» What is required
Every entry must be copied word for word.
╭─ Listed entries
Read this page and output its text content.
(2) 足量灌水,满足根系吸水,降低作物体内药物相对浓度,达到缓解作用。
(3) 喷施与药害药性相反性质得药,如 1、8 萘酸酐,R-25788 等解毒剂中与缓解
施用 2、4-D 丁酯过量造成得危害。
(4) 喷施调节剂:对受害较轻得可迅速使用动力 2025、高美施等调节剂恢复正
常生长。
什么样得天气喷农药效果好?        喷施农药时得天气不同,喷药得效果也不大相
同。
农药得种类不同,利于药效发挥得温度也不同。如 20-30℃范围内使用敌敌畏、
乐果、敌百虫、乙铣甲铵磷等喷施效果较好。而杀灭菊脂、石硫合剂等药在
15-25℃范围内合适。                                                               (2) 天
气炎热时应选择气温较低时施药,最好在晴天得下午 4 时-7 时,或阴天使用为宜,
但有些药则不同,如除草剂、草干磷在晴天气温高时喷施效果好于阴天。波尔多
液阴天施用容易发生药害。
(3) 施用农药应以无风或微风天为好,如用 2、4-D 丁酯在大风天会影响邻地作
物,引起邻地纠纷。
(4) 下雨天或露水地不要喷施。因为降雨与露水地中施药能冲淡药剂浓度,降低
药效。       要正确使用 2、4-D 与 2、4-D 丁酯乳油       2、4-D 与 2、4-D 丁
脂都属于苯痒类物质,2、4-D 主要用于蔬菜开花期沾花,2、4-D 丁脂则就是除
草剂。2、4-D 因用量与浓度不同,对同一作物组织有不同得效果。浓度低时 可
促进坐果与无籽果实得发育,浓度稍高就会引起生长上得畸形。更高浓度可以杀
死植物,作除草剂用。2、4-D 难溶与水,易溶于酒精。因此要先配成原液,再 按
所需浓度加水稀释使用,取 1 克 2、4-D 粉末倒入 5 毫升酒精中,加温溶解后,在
╰─
» Output below
Read this page and output its text content.
(2) 足量灌水,满足根系吸水,降低作物体内药物相对浓度,达到缓解作用。
(3) 喷施与药害药性相反性质得药,如 1、8 萘酸酐,R-25788 等解毒剂中与缓解
施用 2、4-D 丁酯过量造成得危害。
(4) 喷施调节剂:对受害较轻得可迅速使用动力 2025、高美施等调节剂恢复正
常生长。
什么样得天气喷农药效果好?        喷施农药时得天气不同,喷药得效果也不大相
同。
农药得种类不同,利于药效发挥得温度也不同。如 20-30℃范围内使用敌敌畏、
乐果、敌百虫、乙铣甲铵磷等喷施效果较好。而杀灭菊脂、石硫合剂等药在
15-25℃范围内合适。                                                               (2) 天
气炎热时应选择气温较低时施药,最好在晴天得下午 4 时-7 时,或阴天使用为宜,
但有些药则不同,如除草剂、草干磷在晴天气温高时喷施效果好于阴天。波尔多
液阴天施用容易发生药害。
(3) 施用农药应以无风或微风天为好,如用 2、4-D 丁酯在大风天会影响邻地作
物,引起邻地纠纷。
(4) 下雨天或露水地不要喷施。因为降雨与露水地中施药能冲淡药剂浓度,降低
药效。       要正确使用 2、4-D 与 2、4-D 丁酯乳油       2、4-D 与 2、4-D 丁
脂都属于苯痒类物质,2、4-D 主要用于蔬菜开花期沾花,2、4-D 丁脂则就是除
草剂。2、4-D 因用量与浓度不同,对同一作物组织有不同得效果。浓度低时 可
促进坐果与无籽果实得发育,浓度稍高就会引起生长上得畸形。更高浓度可以杀
死植物,作除草剂用。2、4-D 难溶与水,易溶于酒精。因此要先配成原液,再 按
所需浓度加水稀释使用,取 1 克 2、4-D 粉末倒入 5 毫升酒精中,加温溶解后,在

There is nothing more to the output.